### [Work to complete]
Set down all of the entries word for word, omitting the images they contain.

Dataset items
-=-=-=-=-

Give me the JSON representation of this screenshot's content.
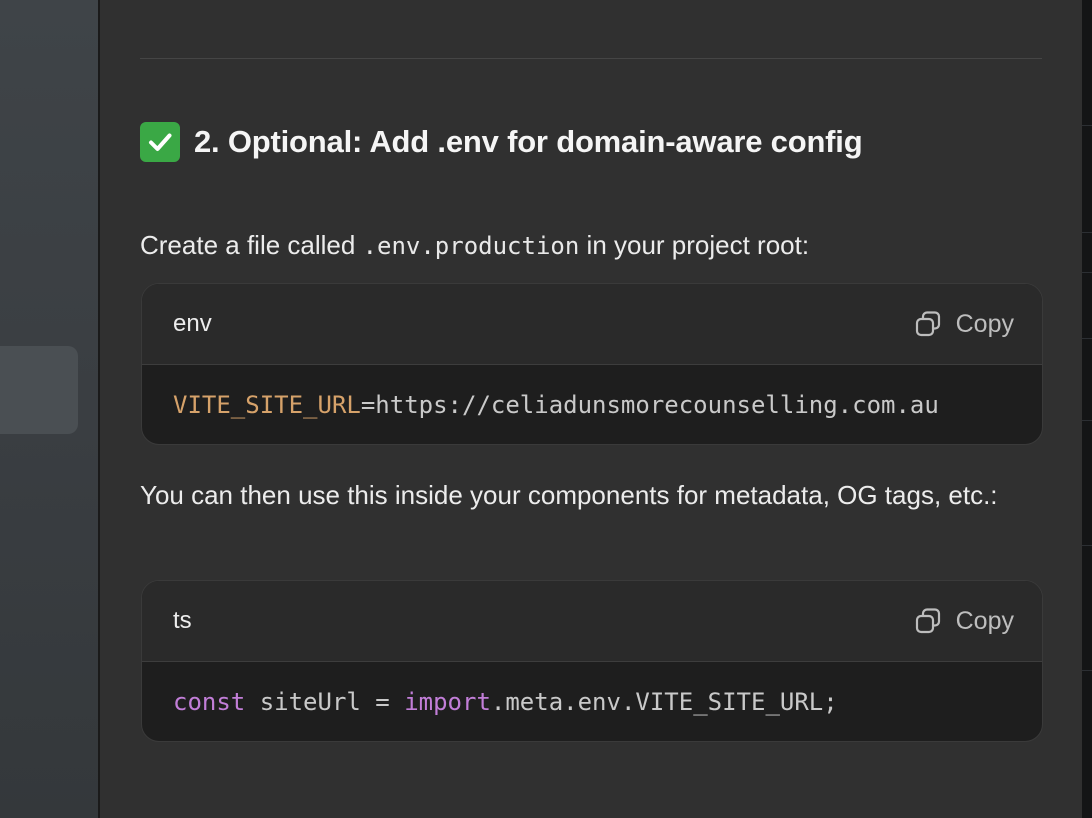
{
  "heading": {
    "text": "2. Optional: Add .env for domain-aware config",
    "icon": "check-mark-button-icon"
  },
  "intro": {
    "before": "Create a file called ",
    "code": ".env.production",
    "after": " in your project root:"
  },
  "code_block_env": {
    "language": "env",
    "copy_label": "Copy",
    "line": {
      "key": "VITE_SITE_URL",
      "equals": "=",
      "value": "https://celiadunsmorecounselling.com.au"
    }
  },
  "usage_text": "You can then use this inside your components for metadata, OG tags, etc.:",
  "code_block_ts": {
    "language": "ts",
    "copy_label": "Copy",
    "line": {
      "kw1": "const",
      "mid": " siteUrl = ",
      "kw2": "import",
      "rest": ".meta.env.VITE_SITE_URL;"
    }
  },
  "colors": {
    "background": "#303030",
    "code_bg": "#1e1e1e",
    "env_key": "#d6a26a",
    "keyword": "#c27ed8",
    "check_green": "#3aa845"
  }
}
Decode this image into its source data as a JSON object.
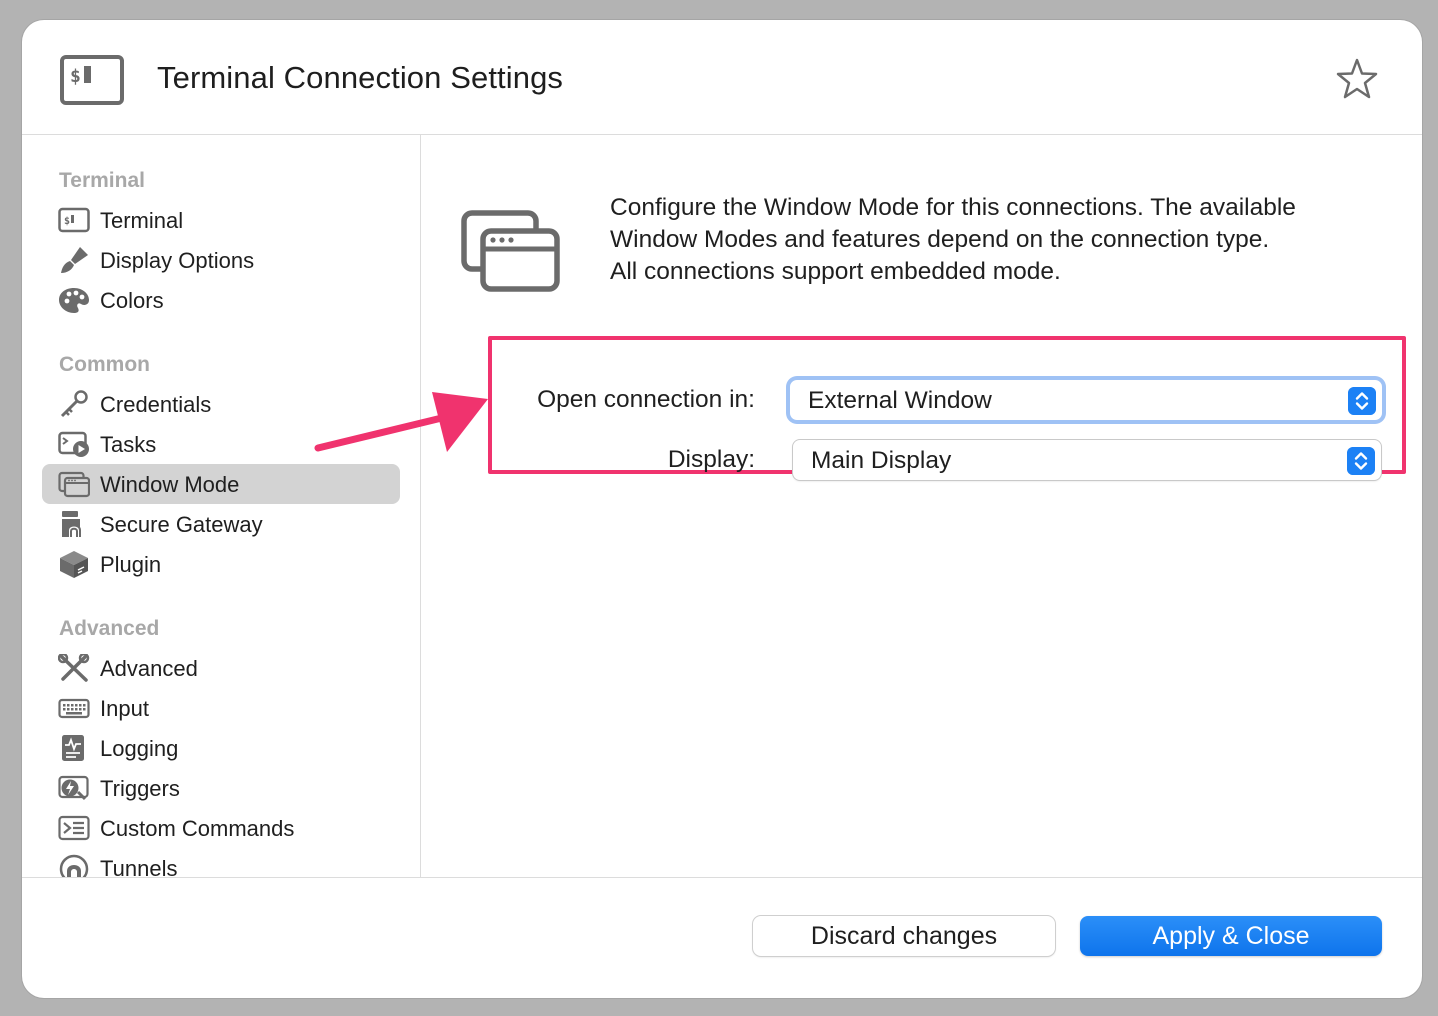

-=-=-=-=-

### [Response]
Give me the JSON representation of this screenshot's content.
{
  "heading": {
    "text": "2. Optional: Add .env for domain-aware config",
    "icon": "check-mark-button-icon"
  },
  "intro": {
    "before": "Create a file called ",
    "code": ".env.production",
    "after": " in your project root:"
  },
  "code_block_env": {
    "language": "env",
    "copy_label": "Copy",
    "line": {
      "key": "VITE_SITE_URL",
      "equals": "=",
      "value": "https://celiadunsmorecounselling.com.au"
    }
  },
  "usage_text": "You can then use this inside your components for metadata, OG tags, etc.:",
  "code_block_ts": {
    "language": "ts",
    "copy_label": "Copy",
    "line": {
      "kw1": "const",
      "mid": " siteUrl = ",
      "kw2": "import",
      "rest": ".meta.env.VITE_SITE_URL;"
    }
  },
  "colors": {
    "background": "#303030",
    "code_bg": "#1e1e1e",
    "env_key": "#d6a26a",
    "keyword": "#c27ed8",
    "check_green": "#3aa845"
  }
}
Decode this image into its source data as a JSON object.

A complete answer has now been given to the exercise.